Your task is to transcribe the data in full.

------ RECORDS FOR THE EXERCISE

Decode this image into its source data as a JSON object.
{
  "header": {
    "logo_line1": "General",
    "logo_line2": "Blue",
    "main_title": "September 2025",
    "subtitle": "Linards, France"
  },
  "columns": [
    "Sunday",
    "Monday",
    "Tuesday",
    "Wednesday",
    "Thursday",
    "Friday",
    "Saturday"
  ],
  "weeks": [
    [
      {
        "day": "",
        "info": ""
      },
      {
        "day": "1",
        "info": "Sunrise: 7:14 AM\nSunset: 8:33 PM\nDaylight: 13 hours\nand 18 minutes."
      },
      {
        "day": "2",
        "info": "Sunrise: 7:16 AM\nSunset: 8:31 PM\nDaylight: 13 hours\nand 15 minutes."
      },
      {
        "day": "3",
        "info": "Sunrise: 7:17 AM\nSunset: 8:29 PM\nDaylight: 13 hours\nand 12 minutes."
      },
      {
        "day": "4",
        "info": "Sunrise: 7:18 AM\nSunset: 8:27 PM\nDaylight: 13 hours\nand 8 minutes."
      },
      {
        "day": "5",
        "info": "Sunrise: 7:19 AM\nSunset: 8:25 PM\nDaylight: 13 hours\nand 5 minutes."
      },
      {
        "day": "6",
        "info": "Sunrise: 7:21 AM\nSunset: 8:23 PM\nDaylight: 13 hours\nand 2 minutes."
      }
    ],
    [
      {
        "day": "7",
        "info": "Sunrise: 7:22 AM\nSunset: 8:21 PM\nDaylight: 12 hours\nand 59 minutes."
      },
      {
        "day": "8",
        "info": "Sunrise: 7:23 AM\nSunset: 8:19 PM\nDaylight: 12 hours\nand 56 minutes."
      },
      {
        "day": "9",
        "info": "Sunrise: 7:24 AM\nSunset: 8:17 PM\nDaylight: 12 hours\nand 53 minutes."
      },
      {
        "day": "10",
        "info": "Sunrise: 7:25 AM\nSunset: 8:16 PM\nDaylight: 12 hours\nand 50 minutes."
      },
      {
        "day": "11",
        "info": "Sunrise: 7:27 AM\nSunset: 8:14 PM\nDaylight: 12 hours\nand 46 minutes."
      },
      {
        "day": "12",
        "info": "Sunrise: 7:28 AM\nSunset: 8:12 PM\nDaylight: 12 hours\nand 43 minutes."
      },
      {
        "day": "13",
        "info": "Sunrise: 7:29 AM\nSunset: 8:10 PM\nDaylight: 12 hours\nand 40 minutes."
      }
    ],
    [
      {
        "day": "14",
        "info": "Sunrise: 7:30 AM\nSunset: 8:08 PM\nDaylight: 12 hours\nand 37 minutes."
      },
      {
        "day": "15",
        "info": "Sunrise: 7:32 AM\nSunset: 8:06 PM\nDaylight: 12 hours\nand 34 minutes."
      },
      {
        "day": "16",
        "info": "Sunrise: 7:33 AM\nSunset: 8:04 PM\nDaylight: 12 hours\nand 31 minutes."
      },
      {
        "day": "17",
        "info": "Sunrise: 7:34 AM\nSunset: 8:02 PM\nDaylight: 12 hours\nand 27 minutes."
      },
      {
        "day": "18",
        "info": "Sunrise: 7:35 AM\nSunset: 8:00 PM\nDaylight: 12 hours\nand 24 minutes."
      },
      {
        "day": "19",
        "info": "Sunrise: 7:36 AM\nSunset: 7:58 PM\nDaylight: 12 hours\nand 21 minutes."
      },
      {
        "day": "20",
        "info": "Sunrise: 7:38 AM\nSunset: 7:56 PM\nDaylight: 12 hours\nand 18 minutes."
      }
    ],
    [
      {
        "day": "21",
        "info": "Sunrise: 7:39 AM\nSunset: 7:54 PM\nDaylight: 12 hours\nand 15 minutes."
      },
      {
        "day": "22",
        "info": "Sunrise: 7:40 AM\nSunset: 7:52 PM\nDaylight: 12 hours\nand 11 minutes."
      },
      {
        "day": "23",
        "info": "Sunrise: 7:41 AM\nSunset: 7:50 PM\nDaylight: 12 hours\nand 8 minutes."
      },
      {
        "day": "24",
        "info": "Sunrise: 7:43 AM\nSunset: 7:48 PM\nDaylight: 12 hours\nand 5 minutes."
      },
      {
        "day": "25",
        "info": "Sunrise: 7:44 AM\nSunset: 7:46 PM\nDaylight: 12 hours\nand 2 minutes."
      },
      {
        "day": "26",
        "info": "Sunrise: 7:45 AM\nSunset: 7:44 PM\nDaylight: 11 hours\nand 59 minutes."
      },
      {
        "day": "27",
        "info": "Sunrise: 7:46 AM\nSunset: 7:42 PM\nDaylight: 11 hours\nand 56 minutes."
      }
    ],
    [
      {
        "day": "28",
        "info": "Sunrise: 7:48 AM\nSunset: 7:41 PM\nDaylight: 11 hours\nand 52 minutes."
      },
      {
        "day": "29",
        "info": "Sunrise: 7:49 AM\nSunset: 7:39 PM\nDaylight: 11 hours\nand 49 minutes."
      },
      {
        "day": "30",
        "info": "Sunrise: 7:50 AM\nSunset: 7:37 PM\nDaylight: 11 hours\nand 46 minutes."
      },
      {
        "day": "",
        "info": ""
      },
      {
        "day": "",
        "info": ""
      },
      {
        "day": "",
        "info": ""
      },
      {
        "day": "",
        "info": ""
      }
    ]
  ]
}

------------

■ **TASK RESPONSE**
Decode this image into its source data as a JSON object.
{
  "header": {
    "logo_line1": "General",
    "logo_line2": "Blue",
    "main_title": "September 2025",
    "subtitle": "Linards, France"
  },
  "columns": [
    "Sunday",
    "Monday",
    "Tuesday",
    "Wednesday",
    "Thursday",
    "Friday",
    "Saturday"
  ],
  "weeks": [
    [
      {
        "day": "",
        "info": ""
      },
      {
        "day": "1",
        "info": "Sunrise: 7:14 AM\nSunset: 8:33 PM\nDaylight: 13 hours\nand 18 minutes."
      },
      {
        "day": "2",
        "info": "Sunrise: 7:16 AM\nSunset: 8:31 PM\nDaylight: 13 hours\nand 15 minutes."
      },
      {
        "day": "3",
        "info": "Sunrise: 7:17 AM\nSunset: 8:29 PM\nDaylight: 13 hours\nand 12 minutes."
      },
      {
        "day": "4",
        "info": "Sunrise: 7:18 AM\nSunset: 8:27 PM\nDaylight: 13 hours\nand 8 minutes."
      },
      {
        "day": "5",
        "info": "Sunrise: 7:19 AM\nSunset: 8:25 PM\nDaylight: 13 hours\nand 5 minutes."
      },
      {
        "day": "6",
        "info": "Sunrise: 7:21 AM\nSunset: 8:23 PM\nDaylight: 13 hours\nand 2 minutes."
      }
    ],
    [
      {
        "day": "7",
        "info": "Sunrise: 7:22 AM\nSunset: 8:21 PM\nDaylight: 12 hours\nand 59 minutes."
      },
      {
        "day": "8",
        "info": "Sunrise: 7:23 AM\nSunset: 8:19 PM\nDaylight: 12 hours\nand 56 minutes."
      },
      {
        "day": "9",
        "info": "Sunrise: 7:24 AM\nSunset: 8:17 PM\nDaylight: 12 hours\nand 53 minutes."
      },
      {
        "day": "10",
        "info": "Sunrise: 7:25 AM\nSunset: 8:16 PM\nDaylight: 12 hours\nand 50 minutes."
      },
      {
        "day": "11",
        "info": "Sunrise: 7:27 AM\nSunset: 8:14 PM\nDaylight: 12 hours\nand 46 minutes."
      },
      {
        "day": "12",
        "info": "Sunrise: 7:28 AM\nSunset: 8:12 PM\nDaylight: 12 hours\nand 43 minutes."
      },
      {
        "day": "13",
        "info": "Sunrise: 7:29 AM\nSunset: 8:10 PM\nDaylight: 12 hours\nand 40 minutes."
      }
    ],
    [
      {
        "day": "14",
        "info": "Sunrise: 7:30 AM\nSunset: 8:08 PM\nDaylight: 12 hours\nand 37 minutes."
      },
      {
        "day": "15",
        "info": "Sunrise: 7:32 AM\nSunset: 8:06 PM\nDaylight: 12 hours\nand 34 minutes."
      },
      {
        "day": "16",
        "info": "Sunrise: 7:33 AM\nSunset: 8:04 PM\nDaylight: 12 hours\nand 31 minutes."
      },
      {
        "day": "17",
        "info": "Sunrise: 7:34 AM\nSunset: 8:02 PM\nDaylight: 12 hours\nand 27 minutes."
      },
      {
        "day": "18",
        "info": "Sunrise: 7:35 AM\nSunset: 8:00 PM\nDaylight: 12 hours\nand 24 minutes."
      },
      {
        "day": "19",
        "info": "Sunrise: 7:36 AM\nSunset: 7:58 PM\nDaylight: 12 hours\nand 21 minutes."
      },
      {
        "day": "20",
        "info": "Sunrise: 7:38 AM\nSunset: 7:56 PM\nDaylight: 12 hours\nand 18 minutes."
      }
    ],
    [
      {
        "day": "21",
        "info": "Sunrise: 7:39 AM\nSunset: 7:54 PM\nDaylight: 12 hours\nand 15 minutes."
      },
      {
        "day": "22",
        "info": "Sunrise: 7:40 AM\nSunset: 7:52 PM\nDaylight: 12 hours\nand 11 minutes."
      },
      {
        "day": "23",
        "info": "Sunrise: 7:41 AM\nSunset: 7:50 PM\nDaylight: 12 hours\nand 8 minutes."
      },
      {
        "day": "24",
        "info": "Sunrise: 7:43 AM\nSunset: 7:48 PM\nDaylight: 12 hours\nand 5 minutes."
      },
      {
        "day": "25",
        "info": "Sunrise: 7:44 AM\nSunset: 7:46 PM\nDaylight: 12 hours\nand 2 minutes."
      },
      {
        "day": "26",
        "info": "Sunrise: 7:45 AM\nSunset: 7:44 PM\nDaylight: 11 hours\nand 59 minutes."
      },
      {
        "day": "27",
        "info": "Sunrise: 7:46 AM\nSunset: 7:42 PM\nDaylight: 11 hours\nand 56 minutes."
      }
    ],
    [
      {
        "day": "28",
        "info": "Sunrise: 7:48 AM\nSunset: 7:41 PM\nDaylight: 11 hours\nand 52 minutes."
      },
      {
        "day": "29",
        "info": "Sunrise: 7:49 AM\nSunset: 7:39 PM\nDaylight: 11 hours\nand 49 minutes."
      },
      {
        "day": "30",
        "info": "Sunrise: 7:50 AM\nSunset: 7:37 PM\nDaylight: 11 hours\nand 46 minutes."
      },
      {
        "day": "",
        "info": ""
      },
      {
        "day": "",
        "info": ""
      },
      {
        "day": "",
        "info": ""
      },
      {
        "day": "",
        "info": ""
      }
    ]
  ]
}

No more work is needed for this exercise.